(Dataset entries)
※ ※ ※
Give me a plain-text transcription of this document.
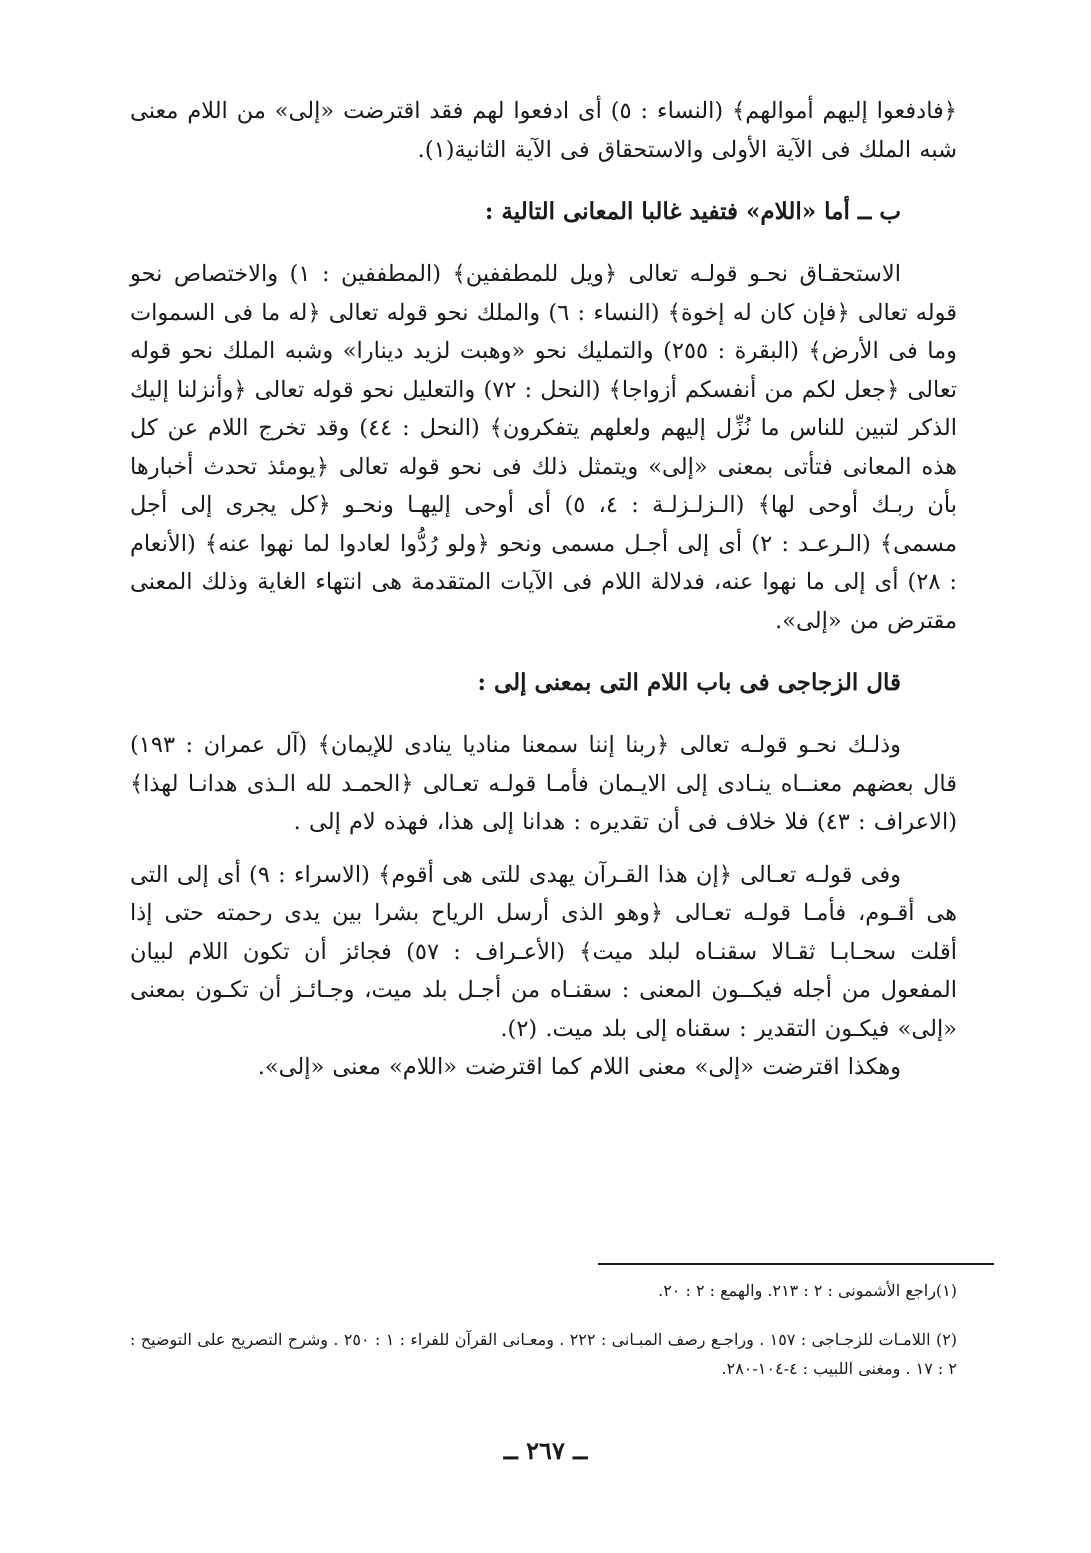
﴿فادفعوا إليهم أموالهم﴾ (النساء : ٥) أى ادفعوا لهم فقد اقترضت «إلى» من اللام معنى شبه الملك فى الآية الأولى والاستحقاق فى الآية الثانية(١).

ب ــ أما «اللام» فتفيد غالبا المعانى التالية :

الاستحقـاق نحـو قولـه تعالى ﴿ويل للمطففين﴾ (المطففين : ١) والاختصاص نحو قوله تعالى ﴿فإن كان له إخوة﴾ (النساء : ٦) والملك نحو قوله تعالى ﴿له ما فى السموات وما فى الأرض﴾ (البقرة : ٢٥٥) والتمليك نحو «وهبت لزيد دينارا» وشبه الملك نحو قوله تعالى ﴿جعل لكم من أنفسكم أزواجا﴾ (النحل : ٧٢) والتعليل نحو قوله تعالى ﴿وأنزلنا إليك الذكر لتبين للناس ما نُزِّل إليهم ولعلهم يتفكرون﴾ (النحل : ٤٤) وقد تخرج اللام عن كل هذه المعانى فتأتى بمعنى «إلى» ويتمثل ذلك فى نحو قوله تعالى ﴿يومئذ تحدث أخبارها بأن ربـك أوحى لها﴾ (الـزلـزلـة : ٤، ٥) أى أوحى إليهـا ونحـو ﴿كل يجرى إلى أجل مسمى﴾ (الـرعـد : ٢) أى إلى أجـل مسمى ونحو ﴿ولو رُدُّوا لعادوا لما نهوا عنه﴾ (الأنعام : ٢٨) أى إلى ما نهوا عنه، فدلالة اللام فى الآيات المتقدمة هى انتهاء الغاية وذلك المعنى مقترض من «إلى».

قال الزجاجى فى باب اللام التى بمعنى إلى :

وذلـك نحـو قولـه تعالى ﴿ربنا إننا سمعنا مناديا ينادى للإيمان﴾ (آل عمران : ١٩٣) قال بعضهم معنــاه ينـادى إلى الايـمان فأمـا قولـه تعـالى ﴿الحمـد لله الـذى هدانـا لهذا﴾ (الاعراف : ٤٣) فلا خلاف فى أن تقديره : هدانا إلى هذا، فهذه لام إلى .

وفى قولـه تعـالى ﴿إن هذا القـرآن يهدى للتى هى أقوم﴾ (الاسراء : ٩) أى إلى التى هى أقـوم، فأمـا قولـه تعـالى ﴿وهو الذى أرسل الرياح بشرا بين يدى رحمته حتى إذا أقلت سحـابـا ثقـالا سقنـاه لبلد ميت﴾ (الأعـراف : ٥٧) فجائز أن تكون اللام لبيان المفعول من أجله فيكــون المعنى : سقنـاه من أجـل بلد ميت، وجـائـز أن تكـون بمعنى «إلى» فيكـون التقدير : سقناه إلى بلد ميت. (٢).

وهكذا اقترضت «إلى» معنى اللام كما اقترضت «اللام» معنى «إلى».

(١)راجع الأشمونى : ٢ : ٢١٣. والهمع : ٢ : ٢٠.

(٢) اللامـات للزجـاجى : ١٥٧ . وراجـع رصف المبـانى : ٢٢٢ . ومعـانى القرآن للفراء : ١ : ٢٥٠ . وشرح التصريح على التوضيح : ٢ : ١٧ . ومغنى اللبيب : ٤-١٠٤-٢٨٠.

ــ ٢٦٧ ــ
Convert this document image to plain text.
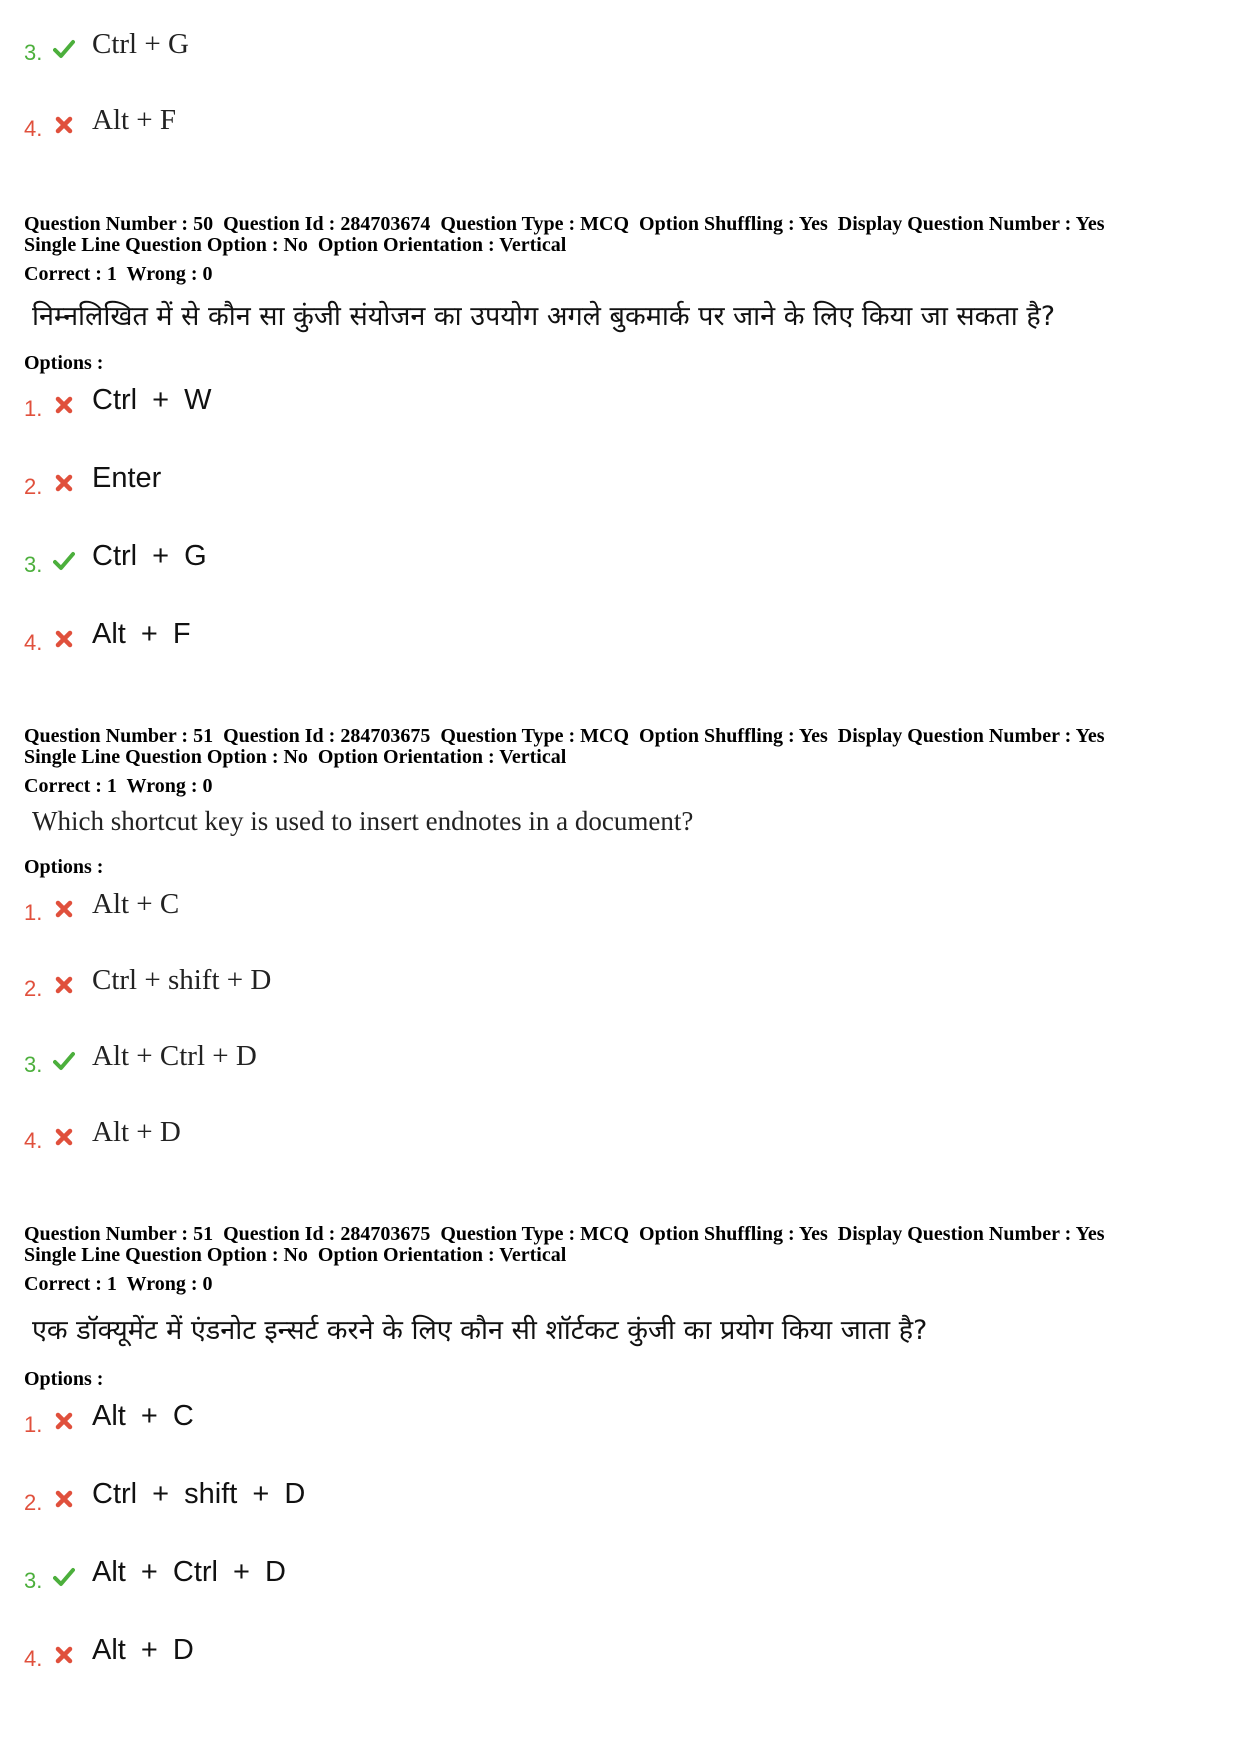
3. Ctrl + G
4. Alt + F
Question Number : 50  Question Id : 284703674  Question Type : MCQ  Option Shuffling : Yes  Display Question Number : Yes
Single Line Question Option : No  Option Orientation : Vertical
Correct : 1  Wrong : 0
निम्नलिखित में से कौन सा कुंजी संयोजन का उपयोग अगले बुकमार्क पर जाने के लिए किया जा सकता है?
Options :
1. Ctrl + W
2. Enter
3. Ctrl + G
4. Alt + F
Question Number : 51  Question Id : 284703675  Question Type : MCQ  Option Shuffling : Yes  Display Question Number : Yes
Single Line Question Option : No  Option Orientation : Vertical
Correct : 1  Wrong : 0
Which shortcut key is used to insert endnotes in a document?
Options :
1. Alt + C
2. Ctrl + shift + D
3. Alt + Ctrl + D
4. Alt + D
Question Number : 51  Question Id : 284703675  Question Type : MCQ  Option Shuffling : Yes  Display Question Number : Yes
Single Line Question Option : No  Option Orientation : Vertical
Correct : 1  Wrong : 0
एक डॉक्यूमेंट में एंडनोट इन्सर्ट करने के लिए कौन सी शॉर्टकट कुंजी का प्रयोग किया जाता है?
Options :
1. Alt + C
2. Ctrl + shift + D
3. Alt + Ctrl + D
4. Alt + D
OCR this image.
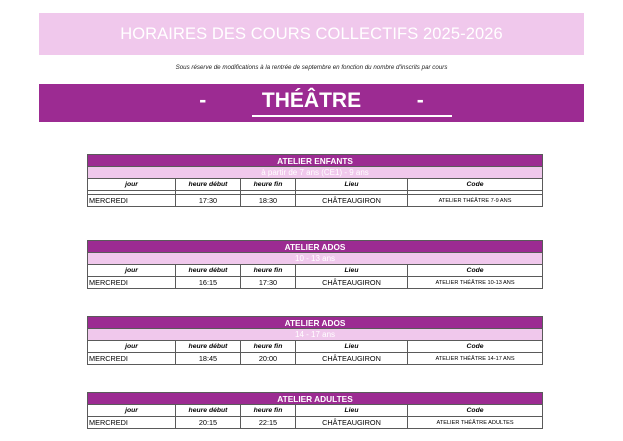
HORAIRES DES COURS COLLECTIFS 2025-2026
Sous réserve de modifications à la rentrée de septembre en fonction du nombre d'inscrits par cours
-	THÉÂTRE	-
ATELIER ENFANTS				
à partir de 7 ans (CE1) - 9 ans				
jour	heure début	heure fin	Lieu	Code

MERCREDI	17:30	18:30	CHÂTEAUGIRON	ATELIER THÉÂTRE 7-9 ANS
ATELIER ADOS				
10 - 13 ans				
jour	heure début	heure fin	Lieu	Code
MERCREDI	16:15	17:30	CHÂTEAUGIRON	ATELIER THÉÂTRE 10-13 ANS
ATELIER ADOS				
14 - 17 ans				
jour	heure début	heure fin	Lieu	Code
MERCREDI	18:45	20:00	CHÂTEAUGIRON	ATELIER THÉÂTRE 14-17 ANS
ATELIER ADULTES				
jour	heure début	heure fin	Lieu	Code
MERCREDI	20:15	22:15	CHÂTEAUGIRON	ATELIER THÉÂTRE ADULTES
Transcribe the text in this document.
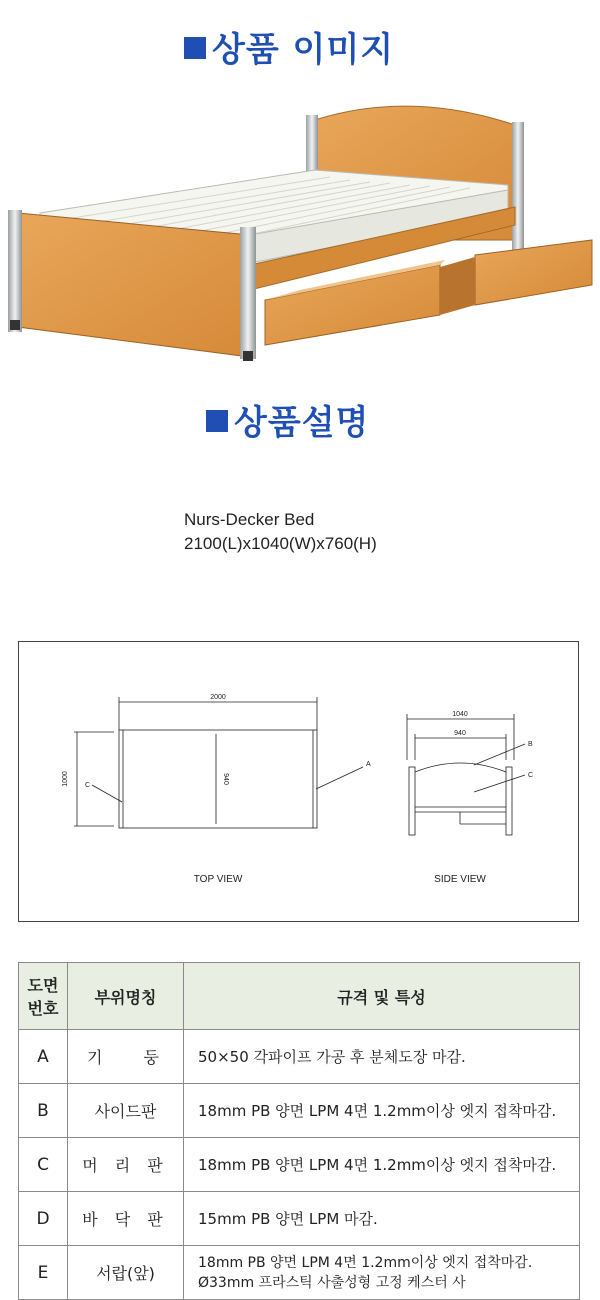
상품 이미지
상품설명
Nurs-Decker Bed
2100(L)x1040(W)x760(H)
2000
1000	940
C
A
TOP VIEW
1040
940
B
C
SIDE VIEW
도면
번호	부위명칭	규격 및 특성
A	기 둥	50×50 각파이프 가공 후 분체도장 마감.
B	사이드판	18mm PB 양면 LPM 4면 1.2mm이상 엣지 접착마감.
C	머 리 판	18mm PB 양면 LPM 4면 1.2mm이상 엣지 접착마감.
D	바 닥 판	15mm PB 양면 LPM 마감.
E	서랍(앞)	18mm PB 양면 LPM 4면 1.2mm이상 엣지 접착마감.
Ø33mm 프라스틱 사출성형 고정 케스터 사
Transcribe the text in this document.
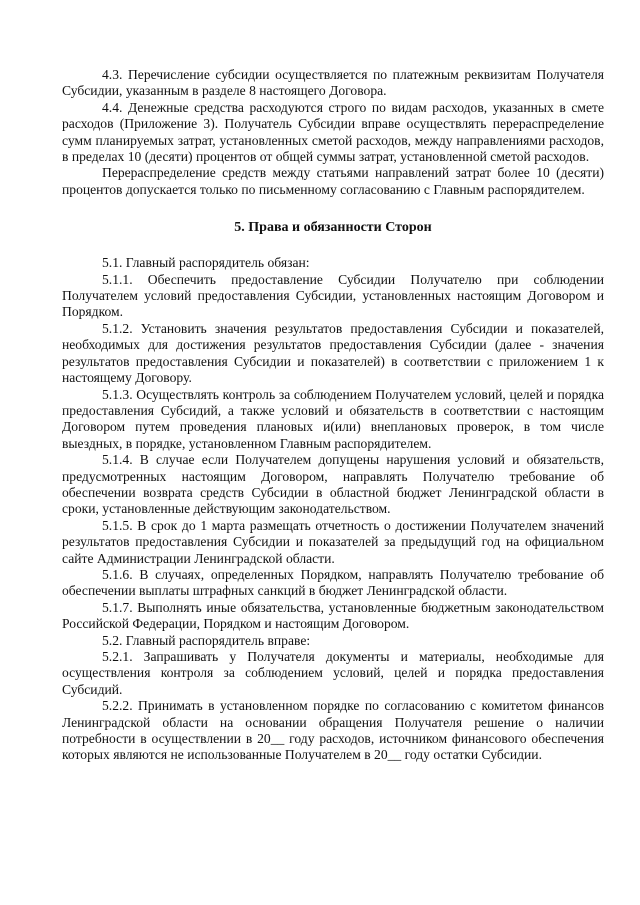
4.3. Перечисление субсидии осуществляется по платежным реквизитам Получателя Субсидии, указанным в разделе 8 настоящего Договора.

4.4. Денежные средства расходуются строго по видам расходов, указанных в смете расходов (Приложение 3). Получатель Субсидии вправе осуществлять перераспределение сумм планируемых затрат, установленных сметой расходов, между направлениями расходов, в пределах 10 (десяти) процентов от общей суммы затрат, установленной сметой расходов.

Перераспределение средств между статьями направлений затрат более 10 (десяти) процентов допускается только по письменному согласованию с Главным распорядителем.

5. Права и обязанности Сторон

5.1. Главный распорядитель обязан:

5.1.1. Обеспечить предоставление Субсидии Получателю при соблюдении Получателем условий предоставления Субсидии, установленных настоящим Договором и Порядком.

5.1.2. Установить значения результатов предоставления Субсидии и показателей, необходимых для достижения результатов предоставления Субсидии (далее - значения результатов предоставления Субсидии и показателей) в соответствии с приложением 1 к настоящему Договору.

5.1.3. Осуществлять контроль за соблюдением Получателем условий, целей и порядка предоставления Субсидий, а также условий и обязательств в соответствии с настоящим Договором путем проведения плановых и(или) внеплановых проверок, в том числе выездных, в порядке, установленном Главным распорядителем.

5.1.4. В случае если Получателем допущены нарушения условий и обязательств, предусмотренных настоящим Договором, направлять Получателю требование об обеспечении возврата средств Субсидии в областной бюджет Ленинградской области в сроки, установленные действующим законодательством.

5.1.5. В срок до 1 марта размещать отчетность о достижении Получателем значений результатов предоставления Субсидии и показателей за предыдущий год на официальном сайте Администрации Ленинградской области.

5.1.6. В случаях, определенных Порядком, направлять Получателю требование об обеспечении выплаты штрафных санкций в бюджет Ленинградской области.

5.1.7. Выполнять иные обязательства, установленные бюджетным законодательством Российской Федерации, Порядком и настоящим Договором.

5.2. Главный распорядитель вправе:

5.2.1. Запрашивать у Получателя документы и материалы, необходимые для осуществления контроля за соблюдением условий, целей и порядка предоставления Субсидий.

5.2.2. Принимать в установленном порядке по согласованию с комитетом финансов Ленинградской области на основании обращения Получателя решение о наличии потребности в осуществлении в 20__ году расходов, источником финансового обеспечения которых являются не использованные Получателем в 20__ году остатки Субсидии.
※ ※ ※
## EXERCISE DIRECTIONS
Write out each line of the data that holds the string "результатов".

## EXERCISE RESULT
5.1.2. Установить значения результатов предоставления Субсидии и показателей, необходимых для достижения результатов предоставления Субсидии (далее - значения результатов предоставления Субсидии и показателей) в соответствии с приложением 1 к настоящему Договору.
5.1.5. В срок до 1 марта размещать отчетность о достижении Получателем значений результатов предоставления Субсидии и показателей за предыдущий год на официальном сайте Администрации Ленинградской области.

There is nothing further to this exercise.